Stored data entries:
-- -- --

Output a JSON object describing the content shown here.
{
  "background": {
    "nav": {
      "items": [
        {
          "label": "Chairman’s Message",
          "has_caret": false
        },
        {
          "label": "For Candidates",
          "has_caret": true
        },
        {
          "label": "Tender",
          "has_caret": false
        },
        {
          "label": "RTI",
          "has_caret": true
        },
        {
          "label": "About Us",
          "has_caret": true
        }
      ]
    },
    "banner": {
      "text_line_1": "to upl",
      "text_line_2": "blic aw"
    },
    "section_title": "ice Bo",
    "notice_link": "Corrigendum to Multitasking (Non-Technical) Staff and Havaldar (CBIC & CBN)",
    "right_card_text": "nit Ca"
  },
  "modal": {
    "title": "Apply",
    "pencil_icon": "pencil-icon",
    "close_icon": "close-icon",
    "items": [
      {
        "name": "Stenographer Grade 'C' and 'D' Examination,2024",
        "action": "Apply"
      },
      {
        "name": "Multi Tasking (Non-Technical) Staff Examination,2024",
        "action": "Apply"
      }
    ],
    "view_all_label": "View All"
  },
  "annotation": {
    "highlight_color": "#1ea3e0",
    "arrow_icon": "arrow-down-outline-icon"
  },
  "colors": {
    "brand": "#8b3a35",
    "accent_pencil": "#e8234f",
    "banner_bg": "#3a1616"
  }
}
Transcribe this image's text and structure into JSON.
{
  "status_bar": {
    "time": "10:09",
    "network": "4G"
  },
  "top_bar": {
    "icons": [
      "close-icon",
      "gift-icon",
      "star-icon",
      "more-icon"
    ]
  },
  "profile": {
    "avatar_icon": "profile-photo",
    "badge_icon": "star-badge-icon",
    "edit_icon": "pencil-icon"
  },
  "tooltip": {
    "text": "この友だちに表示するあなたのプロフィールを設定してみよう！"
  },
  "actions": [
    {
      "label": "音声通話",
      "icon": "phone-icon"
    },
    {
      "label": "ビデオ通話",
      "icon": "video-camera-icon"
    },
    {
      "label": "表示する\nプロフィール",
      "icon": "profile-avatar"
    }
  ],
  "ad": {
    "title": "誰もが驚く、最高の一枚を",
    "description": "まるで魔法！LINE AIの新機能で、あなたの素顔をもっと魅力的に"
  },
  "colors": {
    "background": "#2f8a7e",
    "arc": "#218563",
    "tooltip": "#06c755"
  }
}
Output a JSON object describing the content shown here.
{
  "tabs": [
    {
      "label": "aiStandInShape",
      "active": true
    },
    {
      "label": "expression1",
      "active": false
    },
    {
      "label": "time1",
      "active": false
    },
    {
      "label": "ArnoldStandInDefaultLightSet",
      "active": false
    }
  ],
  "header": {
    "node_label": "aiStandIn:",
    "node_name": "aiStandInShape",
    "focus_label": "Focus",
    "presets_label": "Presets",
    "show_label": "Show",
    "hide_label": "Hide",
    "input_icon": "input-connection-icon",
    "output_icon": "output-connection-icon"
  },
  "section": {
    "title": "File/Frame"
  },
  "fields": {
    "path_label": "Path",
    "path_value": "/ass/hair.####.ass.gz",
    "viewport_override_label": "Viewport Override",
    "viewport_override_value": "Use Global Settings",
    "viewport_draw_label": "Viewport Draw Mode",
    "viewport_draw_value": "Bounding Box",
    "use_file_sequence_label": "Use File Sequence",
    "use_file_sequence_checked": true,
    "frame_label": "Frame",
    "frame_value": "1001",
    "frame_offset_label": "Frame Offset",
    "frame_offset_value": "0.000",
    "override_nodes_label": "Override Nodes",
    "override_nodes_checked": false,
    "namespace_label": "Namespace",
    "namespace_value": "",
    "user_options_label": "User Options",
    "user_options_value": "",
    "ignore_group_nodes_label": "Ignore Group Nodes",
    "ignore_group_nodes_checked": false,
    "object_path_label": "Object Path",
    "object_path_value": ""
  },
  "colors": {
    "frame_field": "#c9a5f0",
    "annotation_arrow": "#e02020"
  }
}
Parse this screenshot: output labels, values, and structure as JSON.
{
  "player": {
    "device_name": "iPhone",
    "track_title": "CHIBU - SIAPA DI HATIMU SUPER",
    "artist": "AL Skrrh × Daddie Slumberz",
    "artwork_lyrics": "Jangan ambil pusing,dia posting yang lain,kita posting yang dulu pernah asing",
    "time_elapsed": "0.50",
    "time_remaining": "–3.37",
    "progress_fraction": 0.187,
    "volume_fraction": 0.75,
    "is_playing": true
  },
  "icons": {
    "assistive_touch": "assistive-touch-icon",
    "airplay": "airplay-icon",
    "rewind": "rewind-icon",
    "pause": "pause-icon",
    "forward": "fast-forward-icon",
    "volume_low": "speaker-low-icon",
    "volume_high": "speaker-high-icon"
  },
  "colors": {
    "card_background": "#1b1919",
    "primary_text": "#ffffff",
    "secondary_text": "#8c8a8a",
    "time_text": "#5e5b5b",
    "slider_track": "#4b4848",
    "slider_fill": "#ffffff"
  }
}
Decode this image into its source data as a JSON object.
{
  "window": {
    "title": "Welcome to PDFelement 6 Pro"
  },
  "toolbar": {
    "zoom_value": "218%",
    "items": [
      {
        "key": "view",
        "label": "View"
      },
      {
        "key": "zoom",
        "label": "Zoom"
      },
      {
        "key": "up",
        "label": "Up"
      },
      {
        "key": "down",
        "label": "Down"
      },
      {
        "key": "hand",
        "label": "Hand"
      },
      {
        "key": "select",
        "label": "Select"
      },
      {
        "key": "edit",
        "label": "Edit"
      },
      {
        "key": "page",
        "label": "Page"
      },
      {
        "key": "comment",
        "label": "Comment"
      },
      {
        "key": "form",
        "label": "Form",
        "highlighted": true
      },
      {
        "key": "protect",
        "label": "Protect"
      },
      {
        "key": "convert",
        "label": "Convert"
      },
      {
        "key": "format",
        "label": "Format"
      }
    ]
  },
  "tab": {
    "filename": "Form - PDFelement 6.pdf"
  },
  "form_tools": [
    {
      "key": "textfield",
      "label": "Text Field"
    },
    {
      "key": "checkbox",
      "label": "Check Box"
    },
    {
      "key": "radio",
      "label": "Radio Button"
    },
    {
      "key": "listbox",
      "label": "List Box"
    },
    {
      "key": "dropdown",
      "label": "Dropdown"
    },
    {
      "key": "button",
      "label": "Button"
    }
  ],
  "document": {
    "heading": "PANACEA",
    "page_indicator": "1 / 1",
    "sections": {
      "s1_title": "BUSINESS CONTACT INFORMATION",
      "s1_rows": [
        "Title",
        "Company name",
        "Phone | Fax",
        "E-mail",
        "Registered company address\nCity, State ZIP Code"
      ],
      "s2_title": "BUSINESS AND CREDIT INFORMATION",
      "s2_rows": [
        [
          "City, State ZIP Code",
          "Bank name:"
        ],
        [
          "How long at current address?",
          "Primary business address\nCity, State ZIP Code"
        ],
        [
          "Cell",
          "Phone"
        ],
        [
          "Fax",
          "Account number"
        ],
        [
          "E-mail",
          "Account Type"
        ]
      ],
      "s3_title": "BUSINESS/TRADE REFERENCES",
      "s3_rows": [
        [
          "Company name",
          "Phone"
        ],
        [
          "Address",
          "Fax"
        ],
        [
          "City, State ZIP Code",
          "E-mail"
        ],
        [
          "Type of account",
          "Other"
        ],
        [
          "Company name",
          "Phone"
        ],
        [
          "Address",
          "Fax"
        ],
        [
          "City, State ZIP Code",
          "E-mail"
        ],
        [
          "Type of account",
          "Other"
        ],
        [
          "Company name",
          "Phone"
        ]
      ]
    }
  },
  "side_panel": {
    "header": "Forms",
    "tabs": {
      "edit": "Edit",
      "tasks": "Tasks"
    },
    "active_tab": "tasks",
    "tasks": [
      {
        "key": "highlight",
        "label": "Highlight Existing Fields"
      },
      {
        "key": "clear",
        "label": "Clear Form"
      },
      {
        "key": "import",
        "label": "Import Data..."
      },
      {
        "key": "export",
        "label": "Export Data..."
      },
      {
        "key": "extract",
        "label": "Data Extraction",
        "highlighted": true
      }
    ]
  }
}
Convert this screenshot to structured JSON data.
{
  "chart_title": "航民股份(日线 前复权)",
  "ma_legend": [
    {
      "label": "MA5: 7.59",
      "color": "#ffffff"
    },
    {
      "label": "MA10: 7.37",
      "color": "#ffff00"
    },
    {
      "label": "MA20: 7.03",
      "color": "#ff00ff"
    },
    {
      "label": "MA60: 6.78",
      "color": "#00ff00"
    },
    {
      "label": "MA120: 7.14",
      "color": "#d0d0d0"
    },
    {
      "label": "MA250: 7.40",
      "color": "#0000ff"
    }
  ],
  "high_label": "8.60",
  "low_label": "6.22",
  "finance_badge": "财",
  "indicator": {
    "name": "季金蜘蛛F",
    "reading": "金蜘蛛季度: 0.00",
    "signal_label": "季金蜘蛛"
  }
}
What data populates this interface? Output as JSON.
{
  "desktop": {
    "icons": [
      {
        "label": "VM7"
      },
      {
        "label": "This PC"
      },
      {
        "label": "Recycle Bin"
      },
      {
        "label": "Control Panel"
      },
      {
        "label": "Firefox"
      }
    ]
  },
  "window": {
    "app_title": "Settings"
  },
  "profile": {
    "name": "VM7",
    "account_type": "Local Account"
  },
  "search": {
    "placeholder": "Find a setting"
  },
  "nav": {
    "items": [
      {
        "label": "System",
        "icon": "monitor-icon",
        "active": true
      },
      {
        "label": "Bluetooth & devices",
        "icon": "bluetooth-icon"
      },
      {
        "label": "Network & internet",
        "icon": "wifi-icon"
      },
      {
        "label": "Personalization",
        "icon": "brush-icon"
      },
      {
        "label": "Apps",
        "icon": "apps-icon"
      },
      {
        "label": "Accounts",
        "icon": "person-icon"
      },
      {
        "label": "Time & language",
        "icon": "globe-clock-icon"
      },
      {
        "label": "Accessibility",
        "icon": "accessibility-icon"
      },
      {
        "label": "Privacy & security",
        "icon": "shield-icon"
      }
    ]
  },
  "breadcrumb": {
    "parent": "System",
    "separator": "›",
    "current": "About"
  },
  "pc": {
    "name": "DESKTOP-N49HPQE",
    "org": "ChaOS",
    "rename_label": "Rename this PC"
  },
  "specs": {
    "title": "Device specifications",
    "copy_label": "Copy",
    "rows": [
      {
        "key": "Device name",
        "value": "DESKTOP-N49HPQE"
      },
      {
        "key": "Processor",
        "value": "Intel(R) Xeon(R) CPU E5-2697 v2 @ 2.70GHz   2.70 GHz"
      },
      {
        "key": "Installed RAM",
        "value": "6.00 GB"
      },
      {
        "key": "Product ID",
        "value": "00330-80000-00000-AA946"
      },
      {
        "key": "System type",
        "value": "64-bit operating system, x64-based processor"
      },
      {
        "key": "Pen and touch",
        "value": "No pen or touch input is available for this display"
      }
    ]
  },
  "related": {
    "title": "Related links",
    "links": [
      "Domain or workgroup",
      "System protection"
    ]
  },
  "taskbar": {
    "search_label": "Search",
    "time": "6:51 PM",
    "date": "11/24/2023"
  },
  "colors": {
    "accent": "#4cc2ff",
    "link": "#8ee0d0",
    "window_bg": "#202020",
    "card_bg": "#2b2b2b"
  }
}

-- -- --

**Requirements:** Show the lines of the records that include the string "Settings".

**Worked answer:**
    "viewport_override_value": "Use Global Settings",
    "app_title": "Settings"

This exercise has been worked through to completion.